** Provided material **
——

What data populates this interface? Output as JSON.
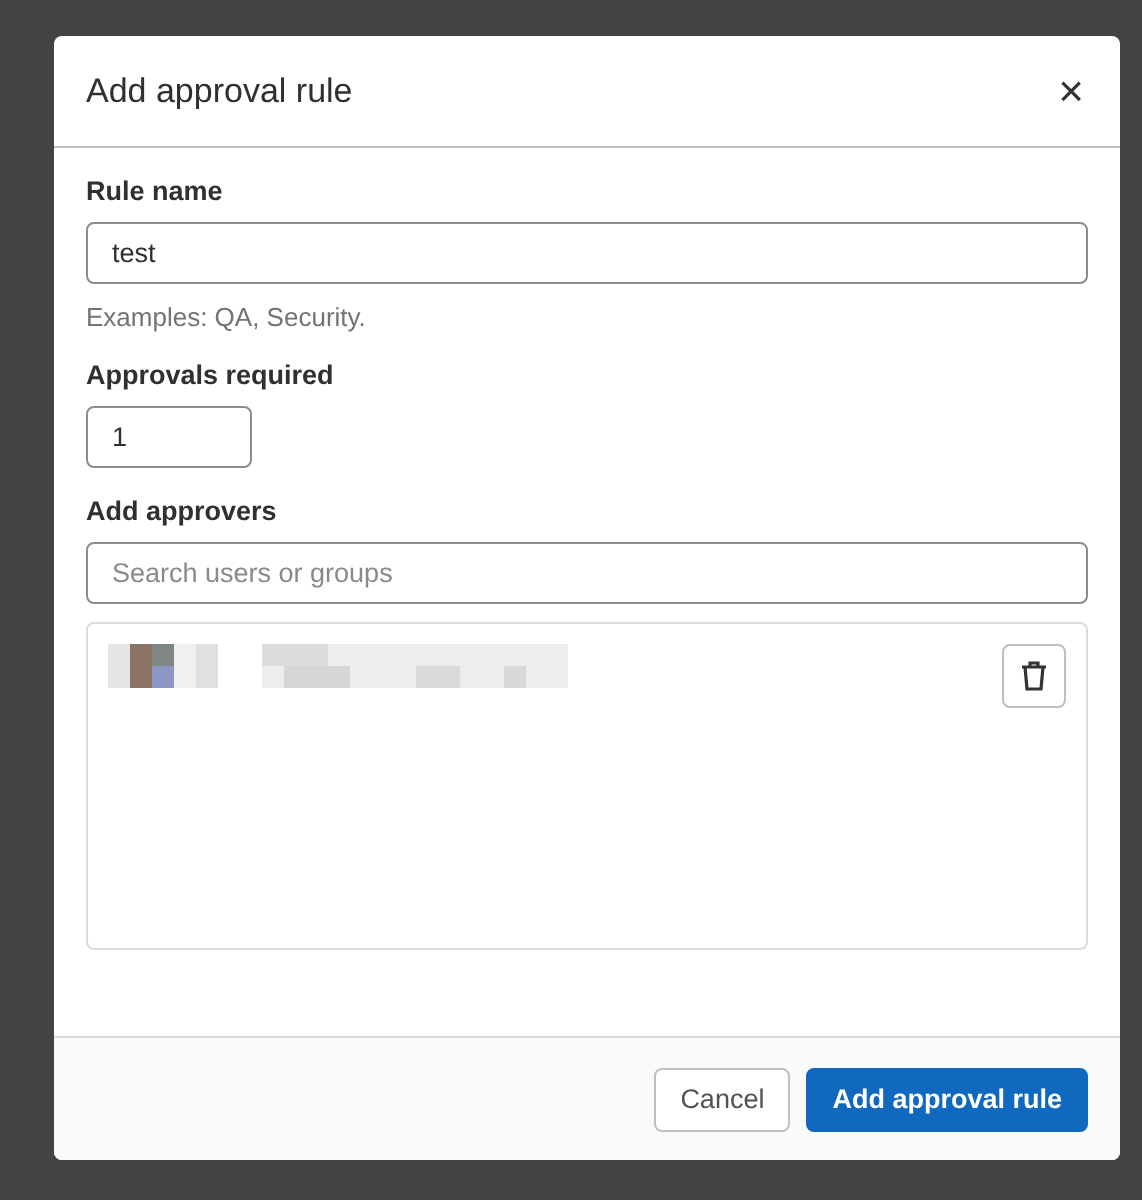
{
  "modal": {
    "title": "Add approval rule",
    "close": "×"
  },
  "fields": [
    {
      "kind": "text",
      "label": "Rule name",
      "value": "test",
      "help": "Examples: QA, Security."
    },
    {
      "kind": "number",
      "label": "Approvals required",
      "value": "1"
    },
    {
      "kind": "search",
      "label": "Add approvers",
      "placeholder": "Search users or groups"
    }
  ],
  "buttons": [
    {
      "label": "Cancel",
      "kind": "secondary"
    },
    {
      "label": "Add approval rule",
      "kind": "primary"
    }
  ]
}
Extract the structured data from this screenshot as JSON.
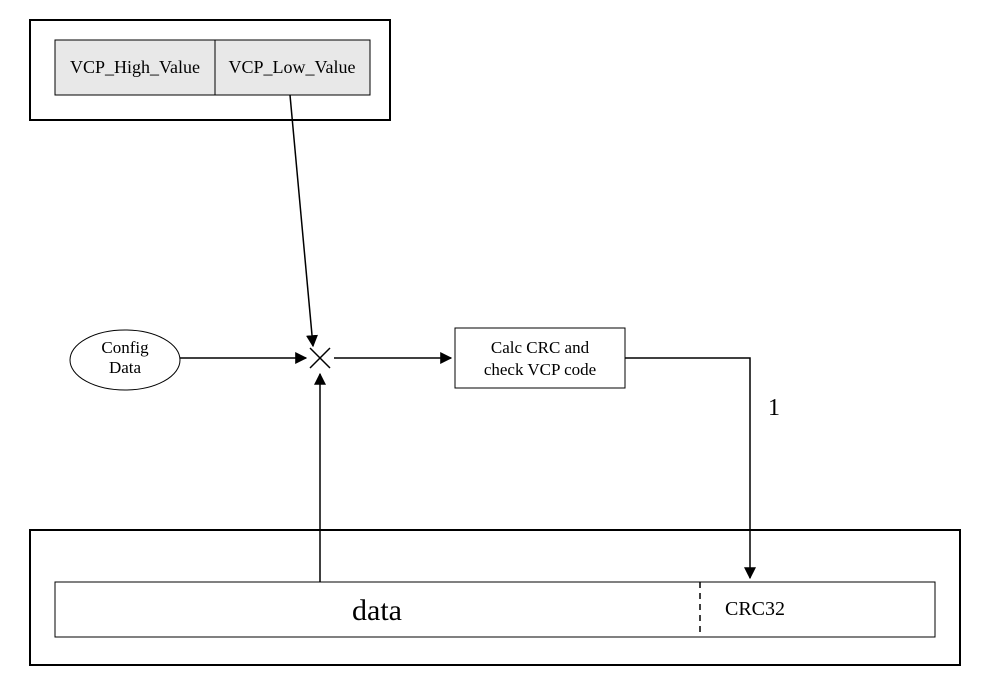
{
  "top_box": {
    "left_label": "VCP_High_Value",
    "right_label": "VCP_Low_Value"
  },
  "config": {
    "label": "Config\nData"
  },
  "process": {
    "label": "Calc CRC and\ncheck VCP code"
  },
  "edge": {
    "one_label": "1"
  },
  "bottom": {
    "data_label": "data",
    "crc_label": "CRC32"
  }
}
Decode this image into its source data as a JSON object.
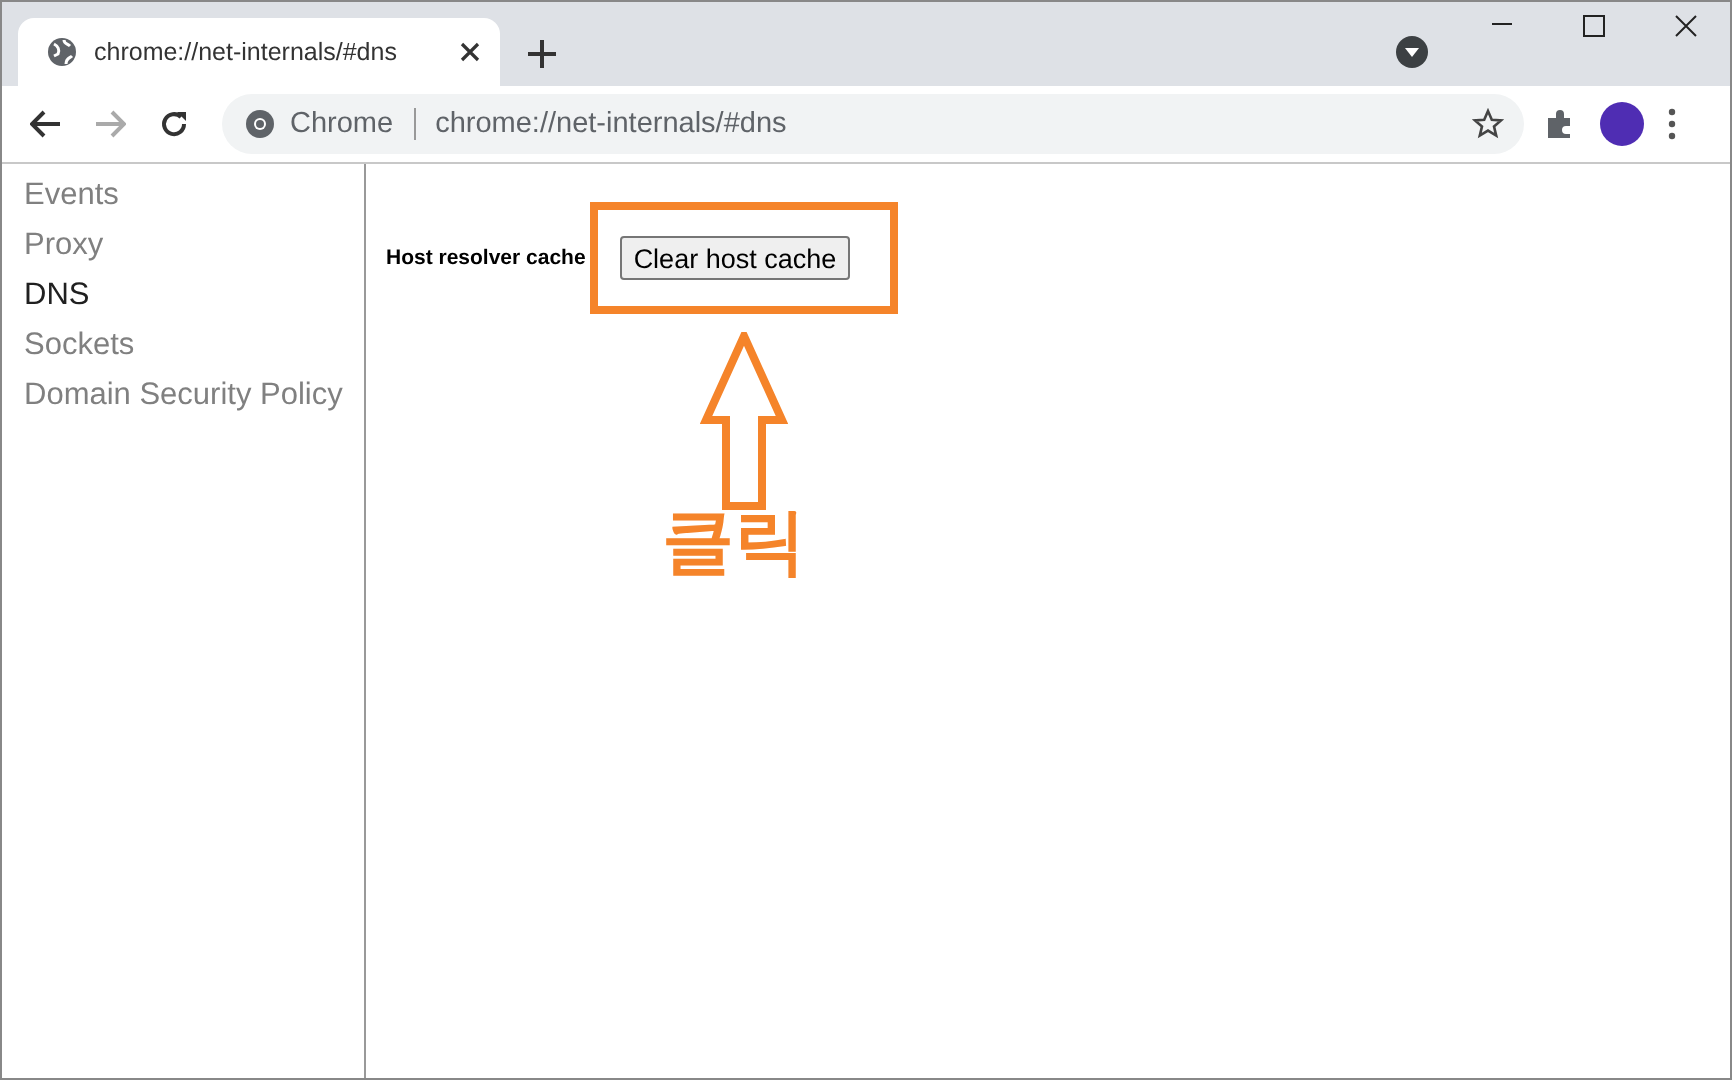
{
  "tab": {
    "title": "chrome://net-internals/#dns"
  },
  "address_bar": {
    "site_chip": "Chrome",
    "url": "chrome://net-internals/#dns"
  },
  "sidebar": {
    "items": [
      {
        "label": "Events",
        "selected": false
      },
      {
        "label": "Proxy",
        "selected": false
      },
      {
        "label": "DNS",
        "selected": true
      },
      {
        "label": "Sockets",
        "selected": false
      },
      {
        "label": "Domain Security Policy",
        "selected": false
      }
    ]
  },
  "content": {
    "label": "Host resolver cache",
    "button": "Clear host cache"
  },
  "annotation": {
    "text": "클릭"
  }
}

——

** Task prompt **
Count the lines above that contain the word "internals", and give only that number.

** Solution to this problem **
2